Exercise details —
Count the lines of the items below that contain the string "button", matching case exactly. Reply with the number only.

Material supplied —
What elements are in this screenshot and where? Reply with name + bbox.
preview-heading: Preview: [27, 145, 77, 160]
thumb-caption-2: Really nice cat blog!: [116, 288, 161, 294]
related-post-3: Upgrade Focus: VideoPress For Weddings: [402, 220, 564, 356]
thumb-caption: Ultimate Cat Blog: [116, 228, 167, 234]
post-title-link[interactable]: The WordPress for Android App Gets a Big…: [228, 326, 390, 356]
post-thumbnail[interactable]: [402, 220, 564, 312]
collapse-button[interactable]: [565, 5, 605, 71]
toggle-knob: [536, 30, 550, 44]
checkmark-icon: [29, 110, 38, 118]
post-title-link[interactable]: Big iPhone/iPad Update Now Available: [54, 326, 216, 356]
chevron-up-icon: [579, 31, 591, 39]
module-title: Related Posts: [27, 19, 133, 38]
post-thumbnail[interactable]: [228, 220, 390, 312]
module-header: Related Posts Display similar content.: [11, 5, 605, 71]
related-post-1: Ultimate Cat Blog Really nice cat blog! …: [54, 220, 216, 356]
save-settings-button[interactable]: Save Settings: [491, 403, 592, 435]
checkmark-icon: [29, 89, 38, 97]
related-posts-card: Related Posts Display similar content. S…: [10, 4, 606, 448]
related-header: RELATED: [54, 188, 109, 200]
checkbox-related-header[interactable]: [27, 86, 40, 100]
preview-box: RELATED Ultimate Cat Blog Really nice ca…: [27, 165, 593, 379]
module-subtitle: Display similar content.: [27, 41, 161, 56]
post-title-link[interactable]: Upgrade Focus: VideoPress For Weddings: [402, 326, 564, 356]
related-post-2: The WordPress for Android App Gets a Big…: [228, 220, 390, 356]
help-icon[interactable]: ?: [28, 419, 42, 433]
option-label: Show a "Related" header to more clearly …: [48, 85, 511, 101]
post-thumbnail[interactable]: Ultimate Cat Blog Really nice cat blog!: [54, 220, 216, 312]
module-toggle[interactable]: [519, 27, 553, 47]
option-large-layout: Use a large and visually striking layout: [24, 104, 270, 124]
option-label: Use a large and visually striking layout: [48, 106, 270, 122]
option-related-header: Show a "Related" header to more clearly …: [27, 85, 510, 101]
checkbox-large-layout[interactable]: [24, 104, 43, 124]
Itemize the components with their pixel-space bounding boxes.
--
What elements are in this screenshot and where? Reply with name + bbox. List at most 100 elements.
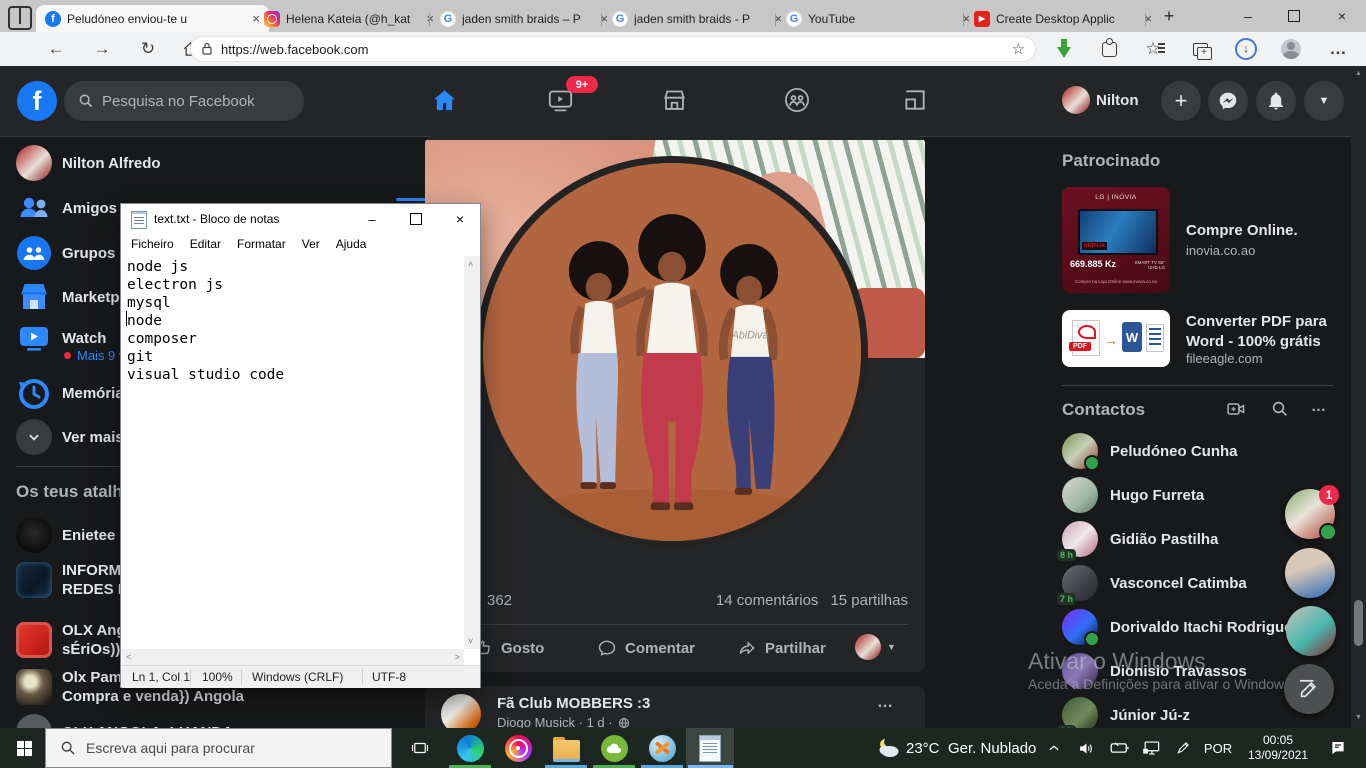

Reply to the task —
2